> _Required work_
Count, in the entries below, the lines in which "отношении" occurs. Give the number, nothing more.

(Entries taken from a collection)

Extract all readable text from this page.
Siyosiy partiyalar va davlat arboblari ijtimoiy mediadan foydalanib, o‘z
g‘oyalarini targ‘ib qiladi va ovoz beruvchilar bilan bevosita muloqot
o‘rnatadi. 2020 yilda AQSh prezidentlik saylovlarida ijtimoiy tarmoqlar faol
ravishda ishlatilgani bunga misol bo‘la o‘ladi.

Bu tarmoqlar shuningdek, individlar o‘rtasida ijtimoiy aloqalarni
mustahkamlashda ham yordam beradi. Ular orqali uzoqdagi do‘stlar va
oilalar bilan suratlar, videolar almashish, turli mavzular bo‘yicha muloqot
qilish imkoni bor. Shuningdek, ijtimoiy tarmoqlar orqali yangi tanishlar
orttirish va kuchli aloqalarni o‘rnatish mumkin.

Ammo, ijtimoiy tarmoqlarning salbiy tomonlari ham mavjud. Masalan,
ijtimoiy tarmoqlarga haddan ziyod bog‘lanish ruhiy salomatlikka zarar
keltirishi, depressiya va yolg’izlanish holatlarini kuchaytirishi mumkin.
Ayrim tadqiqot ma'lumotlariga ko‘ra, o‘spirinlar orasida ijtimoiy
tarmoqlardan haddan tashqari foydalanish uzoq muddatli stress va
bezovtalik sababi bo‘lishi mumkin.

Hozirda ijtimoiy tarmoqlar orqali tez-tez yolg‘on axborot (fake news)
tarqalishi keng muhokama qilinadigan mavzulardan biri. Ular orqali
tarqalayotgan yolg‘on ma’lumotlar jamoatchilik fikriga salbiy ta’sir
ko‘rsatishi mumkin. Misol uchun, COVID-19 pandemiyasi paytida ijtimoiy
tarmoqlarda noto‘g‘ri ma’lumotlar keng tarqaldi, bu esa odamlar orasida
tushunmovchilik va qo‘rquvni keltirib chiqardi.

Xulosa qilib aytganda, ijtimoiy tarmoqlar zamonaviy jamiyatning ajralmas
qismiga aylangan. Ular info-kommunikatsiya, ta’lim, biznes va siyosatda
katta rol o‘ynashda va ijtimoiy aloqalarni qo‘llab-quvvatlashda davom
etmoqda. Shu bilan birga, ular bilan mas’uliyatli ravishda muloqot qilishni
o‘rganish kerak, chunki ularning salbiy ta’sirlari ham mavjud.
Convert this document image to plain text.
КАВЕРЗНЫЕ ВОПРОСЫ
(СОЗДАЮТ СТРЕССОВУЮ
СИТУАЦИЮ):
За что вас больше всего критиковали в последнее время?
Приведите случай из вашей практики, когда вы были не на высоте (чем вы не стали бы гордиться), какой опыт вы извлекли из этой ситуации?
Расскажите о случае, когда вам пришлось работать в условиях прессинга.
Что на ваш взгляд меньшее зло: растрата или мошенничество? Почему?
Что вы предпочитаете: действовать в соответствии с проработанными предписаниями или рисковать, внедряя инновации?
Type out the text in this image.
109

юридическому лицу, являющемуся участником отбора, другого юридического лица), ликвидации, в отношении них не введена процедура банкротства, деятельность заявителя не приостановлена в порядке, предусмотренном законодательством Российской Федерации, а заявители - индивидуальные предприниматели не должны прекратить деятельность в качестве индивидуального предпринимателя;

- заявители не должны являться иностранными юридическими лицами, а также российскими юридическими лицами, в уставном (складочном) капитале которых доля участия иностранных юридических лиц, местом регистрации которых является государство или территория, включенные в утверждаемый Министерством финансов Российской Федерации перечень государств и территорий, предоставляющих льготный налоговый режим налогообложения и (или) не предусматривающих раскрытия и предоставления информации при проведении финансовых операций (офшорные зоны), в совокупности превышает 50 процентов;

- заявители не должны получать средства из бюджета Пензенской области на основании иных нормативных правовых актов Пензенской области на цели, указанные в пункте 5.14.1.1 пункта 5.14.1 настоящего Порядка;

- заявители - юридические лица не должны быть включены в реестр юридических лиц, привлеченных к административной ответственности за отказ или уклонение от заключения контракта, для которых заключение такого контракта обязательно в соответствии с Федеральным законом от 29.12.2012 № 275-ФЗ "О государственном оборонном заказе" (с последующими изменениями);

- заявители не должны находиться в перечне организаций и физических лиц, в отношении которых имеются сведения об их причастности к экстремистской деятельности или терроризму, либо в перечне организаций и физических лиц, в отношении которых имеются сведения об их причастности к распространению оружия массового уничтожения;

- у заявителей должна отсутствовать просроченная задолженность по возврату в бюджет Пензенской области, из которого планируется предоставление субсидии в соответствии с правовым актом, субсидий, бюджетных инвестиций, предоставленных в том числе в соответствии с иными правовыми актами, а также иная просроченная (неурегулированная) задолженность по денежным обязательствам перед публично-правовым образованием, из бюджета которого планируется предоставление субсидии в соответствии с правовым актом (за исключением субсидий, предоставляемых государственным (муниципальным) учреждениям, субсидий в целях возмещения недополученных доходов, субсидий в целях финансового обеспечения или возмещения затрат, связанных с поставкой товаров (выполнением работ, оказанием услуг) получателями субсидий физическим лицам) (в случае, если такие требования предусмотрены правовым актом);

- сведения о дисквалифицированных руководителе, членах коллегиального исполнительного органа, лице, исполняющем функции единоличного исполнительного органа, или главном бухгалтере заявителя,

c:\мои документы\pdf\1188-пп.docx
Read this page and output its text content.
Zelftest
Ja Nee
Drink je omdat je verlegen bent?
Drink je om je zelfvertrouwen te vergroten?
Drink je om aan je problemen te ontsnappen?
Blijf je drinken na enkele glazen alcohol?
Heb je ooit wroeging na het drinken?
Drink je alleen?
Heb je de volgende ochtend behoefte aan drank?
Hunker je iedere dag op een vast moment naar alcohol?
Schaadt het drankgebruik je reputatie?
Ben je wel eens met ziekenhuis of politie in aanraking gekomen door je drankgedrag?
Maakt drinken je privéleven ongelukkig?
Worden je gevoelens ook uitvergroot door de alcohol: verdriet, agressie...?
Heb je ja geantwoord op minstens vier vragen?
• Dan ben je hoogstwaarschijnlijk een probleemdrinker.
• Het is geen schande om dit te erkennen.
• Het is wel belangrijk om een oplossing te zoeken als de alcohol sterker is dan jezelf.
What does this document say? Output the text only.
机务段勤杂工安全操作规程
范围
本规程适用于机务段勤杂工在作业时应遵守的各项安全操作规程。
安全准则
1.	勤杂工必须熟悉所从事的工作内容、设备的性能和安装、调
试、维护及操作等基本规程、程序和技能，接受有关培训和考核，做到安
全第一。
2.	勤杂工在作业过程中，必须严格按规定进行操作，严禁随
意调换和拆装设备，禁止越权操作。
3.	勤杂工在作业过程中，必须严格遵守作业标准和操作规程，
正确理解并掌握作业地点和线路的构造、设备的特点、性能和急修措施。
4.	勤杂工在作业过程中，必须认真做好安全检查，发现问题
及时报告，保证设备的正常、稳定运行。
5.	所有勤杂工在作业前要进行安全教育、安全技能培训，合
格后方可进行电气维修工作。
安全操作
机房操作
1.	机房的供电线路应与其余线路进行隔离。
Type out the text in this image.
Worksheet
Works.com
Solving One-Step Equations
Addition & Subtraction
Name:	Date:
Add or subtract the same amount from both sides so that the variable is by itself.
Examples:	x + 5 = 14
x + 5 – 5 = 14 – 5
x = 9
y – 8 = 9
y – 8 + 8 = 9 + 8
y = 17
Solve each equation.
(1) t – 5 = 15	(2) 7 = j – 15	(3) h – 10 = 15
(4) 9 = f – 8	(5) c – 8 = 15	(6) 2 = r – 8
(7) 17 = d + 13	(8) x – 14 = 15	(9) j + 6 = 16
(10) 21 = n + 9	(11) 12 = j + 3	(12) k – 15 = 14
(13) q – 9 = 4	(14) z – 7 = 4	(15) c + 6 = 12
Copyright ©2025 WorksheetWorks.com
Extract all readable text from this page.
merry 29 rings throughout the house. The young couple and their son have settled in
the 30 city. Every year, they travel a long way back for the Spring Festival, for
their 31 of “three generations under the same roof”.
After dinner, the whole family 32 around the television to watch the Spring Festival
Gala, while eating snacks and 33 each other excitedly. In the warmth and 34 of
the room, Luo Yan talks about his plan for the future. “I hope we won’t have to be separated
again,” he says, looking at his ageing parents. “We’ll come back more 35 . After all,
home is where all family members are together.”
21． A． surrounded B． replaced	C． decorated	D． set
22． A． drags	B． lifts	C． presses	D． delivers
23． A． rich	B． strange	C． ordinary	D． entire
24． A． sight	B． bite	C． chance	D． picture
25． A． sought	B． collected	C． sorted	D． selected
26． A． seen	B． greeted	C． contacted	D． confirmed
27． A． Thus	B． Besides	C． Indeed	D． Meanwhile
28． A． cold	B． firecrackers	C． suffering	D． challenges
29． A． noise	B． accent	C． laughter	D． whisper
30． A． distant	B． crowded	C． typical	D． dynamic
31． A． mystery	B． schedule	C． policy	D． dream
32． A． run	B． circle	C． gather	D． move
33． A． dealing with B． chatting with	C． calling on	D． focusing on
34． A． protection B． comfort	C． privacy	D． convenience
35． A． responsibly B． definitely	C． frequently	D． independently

> _Result of this exercise_
2